- STATED GOAL
Below are records. Copy every line with "giochi" in it.

(Saved entries)

---

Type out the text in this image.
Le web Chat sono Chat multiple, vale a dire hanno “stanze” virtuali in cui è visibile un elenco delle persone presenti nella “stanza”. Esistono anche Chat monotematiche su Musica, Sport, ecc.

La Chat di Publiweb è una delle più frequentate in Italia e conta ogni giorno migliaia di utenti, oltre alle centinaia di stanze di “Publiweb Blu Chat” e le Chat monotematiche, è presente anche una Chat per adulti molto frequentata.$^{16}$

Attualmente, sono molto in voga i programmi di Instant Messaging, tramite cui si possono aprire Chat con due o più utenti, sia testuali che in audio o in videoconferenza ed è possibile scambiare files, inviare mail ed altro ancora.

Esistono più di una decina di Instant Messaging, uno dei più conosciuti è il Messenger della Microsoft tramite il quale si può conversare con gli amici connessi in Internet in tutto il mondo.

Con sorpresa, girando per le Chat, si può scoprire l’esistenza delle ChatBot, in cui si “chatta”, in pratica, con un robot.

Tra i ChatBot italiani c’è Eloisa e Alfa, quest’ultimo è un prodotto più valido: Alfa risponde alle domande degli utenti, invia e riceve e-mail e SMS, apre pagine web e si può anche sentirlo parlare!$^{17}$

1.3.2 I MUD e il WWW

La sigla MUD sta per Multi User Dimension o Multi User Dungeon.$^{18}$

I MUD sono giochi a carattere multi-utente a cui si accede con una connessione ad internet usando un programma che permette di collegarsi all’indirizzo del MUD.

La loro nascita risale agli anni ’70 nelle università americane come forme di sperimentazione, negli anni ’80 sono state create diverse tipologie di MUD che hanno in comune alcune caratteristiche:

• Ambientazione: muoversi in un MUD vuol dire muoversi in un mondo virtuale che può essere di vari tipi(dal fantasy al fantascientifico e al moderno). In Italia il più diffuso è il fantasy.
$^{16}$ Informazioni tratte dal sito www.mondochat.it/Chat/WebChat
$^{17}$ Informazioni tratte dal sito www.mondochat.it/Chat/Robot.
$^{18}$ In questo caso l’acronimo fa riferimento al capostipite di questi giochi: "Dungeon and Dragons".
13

---

- RESPONSE TO THIS TASK
I MUD sono giochi a carattere multi-utente a cui si accede con una connessione ad internet usando un programma che permette di collegarsi all’indirizzo del MUD.
$^{18}$ In questo caso l’acronimo fa riferimento al capostipite di questi giochi: "Dungeon and Dragons".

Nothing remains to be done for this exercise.